Print all the entries verbatim.

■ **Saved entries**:
--- START ---

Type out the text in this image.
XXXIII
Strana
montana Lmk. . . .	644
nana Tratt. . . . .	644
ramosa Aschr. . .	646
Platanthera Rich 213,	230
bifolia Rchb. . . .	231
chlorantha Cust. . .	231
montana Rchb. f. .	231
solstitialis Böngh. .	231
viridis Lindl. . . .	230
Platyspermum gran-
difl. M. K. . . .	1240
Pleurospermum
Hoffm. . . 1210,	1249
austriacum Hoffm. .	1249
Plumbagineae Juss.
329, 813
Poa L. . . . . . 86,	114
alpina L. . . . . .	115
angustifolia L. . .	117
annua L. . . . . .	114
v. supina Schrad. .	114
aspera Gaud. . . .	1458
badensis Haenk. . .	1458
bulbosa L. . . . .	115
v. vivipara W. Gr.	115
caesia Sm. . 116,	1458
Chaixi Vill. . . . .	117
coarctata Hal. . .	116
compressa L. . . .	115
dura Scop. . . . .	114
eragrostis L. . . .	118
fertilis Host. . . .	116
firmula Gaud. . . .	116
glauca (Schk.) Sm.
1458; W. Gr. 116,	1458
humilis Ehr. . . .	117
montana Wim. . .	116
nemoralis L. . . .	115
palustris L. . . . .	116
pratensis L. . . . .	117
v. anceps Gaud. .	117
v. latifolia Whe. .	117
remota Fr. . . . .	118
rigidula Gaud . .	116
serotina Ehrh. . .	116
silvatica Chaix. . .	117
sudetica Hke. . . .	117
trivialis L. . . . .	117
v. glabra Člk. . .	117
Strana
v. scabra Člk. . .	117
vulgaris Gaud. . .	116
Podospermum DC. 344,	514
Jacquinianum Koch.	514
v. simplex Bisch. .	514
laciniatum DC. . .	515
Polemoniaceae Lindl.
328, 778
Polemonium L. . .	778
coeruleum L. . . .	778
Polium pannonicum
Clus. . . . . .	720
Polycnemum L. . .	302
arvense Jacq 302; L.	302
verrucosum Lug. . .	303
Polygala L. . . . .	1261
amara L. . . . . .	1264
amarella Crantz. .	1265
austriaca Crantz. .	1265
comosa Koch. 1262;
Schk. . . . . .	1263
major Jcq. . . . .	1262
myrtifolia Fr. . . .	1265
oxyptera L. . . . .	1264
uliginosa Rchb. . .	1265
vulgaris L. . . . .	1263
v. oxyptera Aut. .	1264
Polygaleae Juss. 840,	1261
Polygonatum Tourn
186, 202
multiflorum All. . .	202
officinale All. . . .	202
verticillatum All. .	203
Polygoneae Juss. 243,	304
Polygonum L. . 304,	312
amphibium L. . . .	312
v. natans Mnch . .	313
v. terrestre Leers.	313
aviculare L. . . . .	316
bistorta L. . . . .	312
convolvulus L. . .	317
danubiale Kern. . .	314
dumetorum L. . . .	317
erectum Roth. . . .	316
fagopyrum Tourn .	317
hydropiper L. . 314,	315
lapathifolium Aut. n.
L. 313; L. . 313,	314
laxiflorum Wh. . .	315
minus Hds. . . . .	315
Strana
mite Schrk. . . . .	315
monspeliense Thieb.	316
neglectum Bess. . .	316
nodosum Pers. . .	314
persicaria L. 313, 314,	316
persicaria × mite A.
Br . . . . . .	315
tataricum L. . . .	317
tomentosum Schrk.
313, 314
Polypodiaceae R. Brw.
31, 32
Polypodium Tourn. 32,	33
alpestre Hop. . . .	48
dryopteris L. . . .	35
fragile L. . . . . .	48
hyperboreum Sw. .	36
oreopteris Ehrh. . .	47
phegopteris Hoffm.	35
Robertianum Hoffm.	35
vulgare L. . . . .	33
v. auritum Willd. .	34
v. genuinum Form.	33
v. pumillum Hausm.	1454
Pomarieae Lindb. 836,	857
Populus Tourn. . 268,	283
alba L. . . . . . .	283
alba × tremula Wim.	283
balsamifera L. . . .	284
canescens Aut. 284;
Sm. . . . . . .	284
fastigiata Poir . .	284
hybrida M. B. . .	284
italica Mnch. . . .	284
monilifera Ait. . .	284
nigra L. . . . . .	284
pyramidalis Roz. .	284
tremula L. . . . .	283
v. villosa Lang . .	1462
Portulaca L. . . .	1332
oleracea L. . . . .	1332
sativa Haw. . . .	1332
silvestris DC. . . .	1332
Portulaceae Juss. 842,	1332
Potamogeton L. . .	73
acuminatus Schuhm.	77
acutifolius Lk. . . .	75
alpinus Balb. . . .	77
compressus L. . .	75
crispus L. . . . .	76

--- END ---

■ **Response to the exercise**:
Type out the text in this image.
XXXIII
Strana
montana Lmk. . . .	644
nana Tratt. . . . .	644
ramosa Aschr. . .	646
Platanthera Rich 213,	230
bifolia Rchb. . . .	231
chlorantha Cust. . .	231
montana Rchb. f. .	231
solstitialis Böngh. .	231
viridis Lindl. . . .	230
Platyspermum gran-
difl. M. K. . . .	1240
Pleurospermum
Hoffm. . . 1210,	1249
austriacum Hoffm. .	1249
Plumbagineae Juss.
329, 813
Poa L. . . . . . 86,	114
alpina L. . . . . .	115
angustifolia L. . .	117
annua L. . . . . .	114
v. supina Schrad. .	114
aspera Gaud. . . .	1458
badensis Haenk. . .	1458
bulbosa L. . . . .	115
v. vivipara W. Gr.	115
caesia Sm. . 116,	1458
Chaixi Vill. . . . .	117
coarctata Hal. . .	116
compressa L. . . .	115
dura Scop. . . . .	114
eragrostis L. . . .	118
fertilis Host. . . .	116
firmula Gaud. . . .	116
glauca (Schk.) Sm.
1458; W. Gr. 116,	1458
humilis Ehr. . . .	117
montana Wim. . .	116
nemoralis L. . . .	115
palustris L. . . . .	116
pratensis L. . . . .	117
v. anceps Gaud. .	117
v. latifolia Whe. .	117
remota Fr. . . . .	118
rigidula Gaud . .	116
serotina Ehrh. . .	116
silvatica Chaix. . .	117
sudetica Hke. . . .	117
trivialis L. . . . .	117
v. glabra Člk. . .	117
Strana
v. scabra Člk. . .	117
vulgaris Gaud. . .	116
Podospermum DC. 344,	514
Jacquinianum Koch.	514
v. simplex Bisch. .	514
laciniatum DC. . .	515
Polemoniaceae Lindl.
328, 778
Polemonium L. . .	778
coeruleum L. . . .	778
Polium pannonicum
Clus. . . . . .	720
Polycnemum L. . .	302
arvense Jacq 302; L.	302
verrucosum Lug. . .	303
Polygala L. . . . .	1261
amara L. . . . . .	1264
amarella Crantz. .	1265
austriaca Crantz. .	1265
comosa Koch. 1262;
Schk. . . . . .	1263
major Jcq. . . . .	1262
myrtifolia Fr. . . .	1265
oxyptera L. . . . .	1264
uliginosa Rchb. . .	1265
vulgaris L. . . . .	1263
v. oxyptera Aut. .	1264
Polygaleae Juss. 840,	1261
Polygonatum Tourn
186, 202
multiflorum All. . .	202
officinale All. . . .	202
verticillatum All. .	203
Polygoneae Juss. 243,	304
Polygonum L. . 304,	312
amphibium L. . . .	312
v. natans Mnch . .	313
v. terrestre Leers.	313
aviculare L. . . . .	316
bistorta L. . . . .	312
convolvulus L. . .	317
danubiale Kern. . .	314
dumetorum L. . . .	317
erectum Roth. . . .	316
fagopyrum Tourn .	317
hydropiper L. . 314,	315
lapathifolium Aut. n.
L. 313; L. . 313,	314
laxiflorum Wh. . .	315
minus Hds. . . . .	315
Strana
mite Schrk. . . . .	315
monspeliense Thieb.	316
neglectum Bess. . .	316
nodosum Pers. . .	314
persicaria L. 313, 314,	316
persicaria × mite A.
Br . . . . . .	315
tataricum L. . . .	317
tomentosum Schrk.
313, 314
Polypodiaceae R. Brw.
31, 32
Polypodium Tourn. 32,	33
alpestre Hop. . . .	48
dryopteris L. . . .	35
fragile L. . . . . .	48
hyperboreum Sw. .	36
oreopteris Ehrh. . .	47
phegopteris Hoffm.	35
Robertianum Hoffm.	35
vulgare L. . . . .	33
v. auritum Willd. .	34
v. genuinum Form.	33
v. pumillum Hausm.	1454
Pomarieae Lindb. 836,	857
Populus Tourn. . 268,	283
alba L. . . . . . .	283
alba × tremula Wim.	283
balsamifera L. . . .	284
canescens Aut. 284;
Sm. . . . . . .	284
fastigiata Poir . .	284
hybrida M. B. . .	284
italica Mnch. . . .	284
monilifera Ait. . .	284
nigra L. . . . . .	284
pyramidalis Roz. .	284
tremula L. . . . .	283
v. villosa Lang . .	1462
Portulaca L. . . .	1332
oleracea L. . . . .	1332
sativa Haw. . . .	1332
silvestris DC. . . .	1332
Portulaceae Juss. 842,	1332
Potamogeton L. . .	73
acuminatus Schuhm.	77
acutifolius Lk. . . .	75
alpinus Balb. . . .	77
compressus L. . .	75
crispus L. . . . .	76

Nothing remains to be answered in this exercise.